* What to work on *
Spot each line in the records below where the word "fdeedd" occurs, then copy it.

* Record extracts *

★ ★ ★ ★ ★

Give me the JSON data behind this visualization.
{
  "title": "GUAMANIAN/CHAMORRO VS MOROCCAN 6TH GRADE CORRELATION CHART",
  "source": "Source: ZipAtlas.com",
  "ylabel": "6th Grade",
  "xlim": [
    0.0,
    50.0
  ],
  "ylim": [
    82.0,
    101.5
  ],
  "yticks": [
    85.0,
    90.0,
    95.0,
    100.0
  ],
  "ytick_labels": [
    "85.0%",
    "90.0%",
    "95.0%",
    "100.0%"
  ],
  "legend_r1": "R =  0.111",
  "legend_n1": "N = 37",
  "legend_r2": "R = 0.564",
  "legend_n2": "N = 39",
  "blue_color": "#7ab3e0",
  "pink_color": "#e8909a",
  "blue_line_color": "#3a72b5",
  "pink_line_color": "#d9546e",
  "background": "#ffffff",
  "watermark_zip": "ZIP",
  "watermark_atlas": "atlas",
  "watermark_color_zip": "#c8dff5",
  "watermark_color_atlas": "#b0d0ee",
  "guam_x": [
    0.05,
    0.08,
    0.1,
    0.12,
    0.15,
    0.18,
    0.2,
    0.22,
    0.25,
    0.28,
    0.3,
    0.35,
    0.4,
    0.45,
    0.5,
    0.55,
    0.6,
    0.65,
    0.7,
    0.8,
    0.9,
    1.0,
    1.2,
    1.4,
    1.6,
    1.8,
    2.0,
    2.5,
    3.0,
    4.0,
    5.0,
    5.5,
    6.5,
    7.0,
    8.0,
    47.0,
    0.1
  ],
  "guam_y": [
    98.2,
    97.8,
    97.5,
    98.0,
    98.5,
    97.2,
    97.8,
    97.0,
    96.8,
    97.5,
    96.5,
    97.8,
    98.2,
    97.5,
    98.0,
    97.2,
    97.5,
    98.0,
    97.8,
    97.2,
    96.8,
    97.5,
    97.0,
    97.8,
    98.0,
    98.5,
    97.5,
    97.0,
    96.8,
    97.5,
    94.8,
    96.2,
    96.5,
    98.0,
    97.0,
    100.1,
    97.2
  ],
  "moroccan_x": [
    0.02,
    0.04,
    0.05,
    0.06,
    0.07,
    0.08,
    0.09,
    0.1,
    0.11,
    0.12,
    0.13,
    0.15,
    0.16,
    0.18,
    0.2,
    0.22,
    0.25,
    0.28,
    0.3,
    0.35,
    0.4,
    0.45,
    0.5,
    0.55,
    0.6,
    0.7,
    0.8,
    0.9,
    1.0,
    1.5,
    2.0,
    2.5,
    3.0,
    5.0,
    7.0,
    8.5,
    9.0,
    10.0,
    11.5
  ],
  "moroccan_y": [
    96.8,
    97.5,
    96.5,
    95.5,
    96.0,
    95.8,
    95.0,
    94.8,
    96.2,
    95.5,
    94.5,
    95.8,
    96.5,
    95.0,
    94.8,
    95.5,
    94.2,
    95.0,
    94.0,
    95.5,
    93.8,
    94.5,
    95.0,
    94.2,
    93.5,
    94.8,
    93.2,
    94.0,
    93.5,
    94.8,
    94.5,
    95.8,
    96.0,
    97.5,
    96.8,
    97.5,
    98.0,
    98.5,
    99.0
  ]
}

★ ★ ★ ★ ★

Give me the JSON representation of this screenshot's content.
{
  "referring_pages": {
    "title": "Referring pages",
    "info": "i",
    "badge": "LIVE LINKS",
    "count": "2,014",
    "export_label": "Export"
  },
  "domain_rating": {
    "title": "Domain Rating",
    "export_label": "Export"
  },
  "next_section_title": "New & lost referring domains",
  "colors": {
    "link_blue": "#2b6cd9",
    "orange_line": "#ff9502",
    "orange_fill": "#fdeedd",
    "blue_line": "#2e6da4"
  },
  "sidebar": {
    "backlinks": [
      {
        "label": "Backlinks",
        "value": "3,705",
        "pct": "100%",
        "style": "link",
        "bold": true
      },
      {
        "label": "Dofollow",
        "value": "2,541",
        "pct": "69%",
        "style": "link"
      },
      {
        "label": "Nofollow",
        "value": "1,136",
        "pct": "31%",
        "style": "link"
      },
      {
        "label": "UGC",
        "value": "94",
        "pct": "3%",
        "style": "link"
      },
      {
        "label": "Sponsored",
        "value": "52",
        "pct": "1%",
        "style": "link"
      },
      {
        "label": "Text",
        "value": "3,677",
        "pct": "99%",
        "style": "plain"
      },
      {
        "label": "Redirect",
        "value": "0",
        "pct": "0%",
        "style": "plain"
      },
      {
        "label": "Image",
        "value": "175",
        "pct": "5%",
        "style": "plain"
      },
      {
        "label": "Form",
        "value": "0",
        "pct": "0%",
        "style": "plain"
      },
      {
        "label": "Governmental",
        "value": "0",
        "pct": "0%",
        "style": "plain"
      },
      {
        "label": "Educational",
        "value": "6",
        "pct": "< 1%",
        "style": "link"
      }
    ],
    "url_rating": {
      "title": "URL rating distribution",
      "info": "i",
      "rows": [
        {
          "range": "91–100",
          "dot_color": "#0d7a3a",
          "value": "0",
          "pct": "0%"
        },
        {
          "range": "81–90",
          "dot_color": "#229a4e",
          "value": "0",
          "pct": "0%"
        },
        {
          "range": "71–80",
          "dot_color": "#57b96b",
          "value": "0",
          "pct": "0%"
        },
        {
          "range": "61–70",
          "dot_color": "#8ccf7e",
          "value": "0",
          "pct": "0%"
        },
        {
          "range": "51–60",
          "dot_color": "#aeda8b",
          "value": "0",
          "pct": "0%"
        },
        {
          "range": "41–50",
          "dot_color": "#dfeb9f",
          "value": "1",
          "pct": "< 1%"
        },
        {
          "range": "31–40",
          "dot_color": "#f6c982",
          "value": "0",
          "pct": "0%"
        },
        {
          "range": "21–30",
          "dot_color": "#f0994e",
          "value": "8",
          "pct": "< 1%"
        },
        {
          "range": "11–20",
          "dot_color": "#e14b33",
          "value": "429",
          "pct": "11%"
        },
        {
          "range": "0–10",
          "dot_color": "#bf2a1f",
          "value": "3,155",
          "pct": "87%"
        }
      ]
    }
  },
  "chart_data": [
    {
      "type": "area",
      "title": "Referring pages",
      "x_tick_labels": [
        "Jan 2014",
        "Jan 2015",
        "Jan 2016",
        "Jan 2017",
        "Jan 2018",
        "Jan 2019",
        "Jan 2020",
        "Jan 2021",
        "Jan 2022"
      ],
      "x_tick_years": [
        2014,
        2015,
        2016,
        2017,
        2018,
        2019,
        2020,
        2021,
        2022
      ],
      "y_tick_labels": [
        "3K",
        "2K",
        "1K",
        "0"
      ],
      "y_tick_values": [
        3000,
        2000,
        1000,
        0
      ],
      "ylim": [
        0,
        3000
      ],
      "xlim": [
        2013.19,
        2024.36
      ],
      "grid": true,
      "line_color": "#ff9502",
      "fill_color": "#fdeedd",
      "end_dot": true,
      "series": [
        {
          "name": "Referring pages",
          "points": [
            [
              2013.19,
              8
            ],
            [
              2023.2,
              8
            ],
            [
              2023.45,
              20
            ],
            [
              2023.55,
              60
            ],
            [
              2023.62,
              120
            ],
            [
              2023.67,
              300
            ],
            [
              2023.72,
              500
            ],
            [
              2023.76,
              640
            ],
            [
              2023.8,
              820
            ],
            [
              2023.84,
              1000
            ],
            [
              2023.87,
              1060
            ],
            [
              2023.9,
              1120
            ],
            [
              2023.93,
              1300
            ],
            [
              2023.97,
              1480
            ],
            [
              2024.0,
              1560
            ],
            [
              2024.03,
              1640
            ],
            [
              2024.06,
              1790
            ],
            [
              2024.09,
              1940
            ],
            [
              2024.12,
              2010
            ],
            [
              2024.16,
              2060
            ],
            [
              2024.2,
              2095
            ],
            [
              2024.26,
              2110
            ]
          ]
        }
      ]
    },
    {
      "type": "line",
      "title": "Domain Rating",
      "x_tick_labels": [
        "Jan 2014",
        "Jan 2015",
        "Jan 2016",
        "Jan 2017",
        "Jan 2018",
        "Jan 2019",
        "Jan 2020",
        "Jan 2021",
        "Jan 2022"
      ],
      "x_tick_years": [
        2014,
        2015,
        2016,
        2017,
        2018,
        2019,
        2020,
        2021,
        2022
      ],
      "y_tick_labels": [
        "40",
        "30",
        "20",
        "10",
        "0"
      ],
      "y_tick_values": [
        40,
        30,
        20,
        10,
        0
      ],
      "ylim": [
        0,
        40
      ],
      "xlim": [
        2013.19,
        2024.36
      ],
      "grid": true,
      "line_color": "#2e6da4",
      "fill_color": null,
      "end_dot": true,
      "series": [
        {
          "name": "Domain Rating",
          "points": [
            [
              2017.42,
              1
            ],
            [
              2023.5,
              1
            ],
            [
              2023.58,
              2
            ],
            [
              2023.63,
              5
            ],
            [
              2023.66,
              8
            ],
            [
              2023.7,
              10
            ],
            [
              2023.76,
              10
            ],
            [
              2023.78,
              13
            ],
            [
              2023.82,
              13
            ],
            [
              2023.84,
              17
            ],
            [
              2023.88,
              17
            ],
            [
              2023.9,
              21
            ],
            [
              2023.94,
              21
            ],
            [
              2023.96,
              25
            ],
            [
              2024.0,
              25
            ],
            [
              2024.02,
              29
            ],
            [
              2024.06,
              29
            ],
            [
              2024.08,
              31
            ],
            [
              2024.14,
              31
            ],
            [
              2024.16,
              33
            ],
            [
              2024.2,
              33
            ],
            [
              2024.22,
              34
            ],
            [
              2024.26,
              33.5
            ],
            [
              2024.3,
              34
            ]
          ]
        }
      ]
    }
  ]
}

★ ★ ★ ★ ★

* The answer *
    "orange_fill": "#fdeedd",
      "fill_color": "#fdeedd",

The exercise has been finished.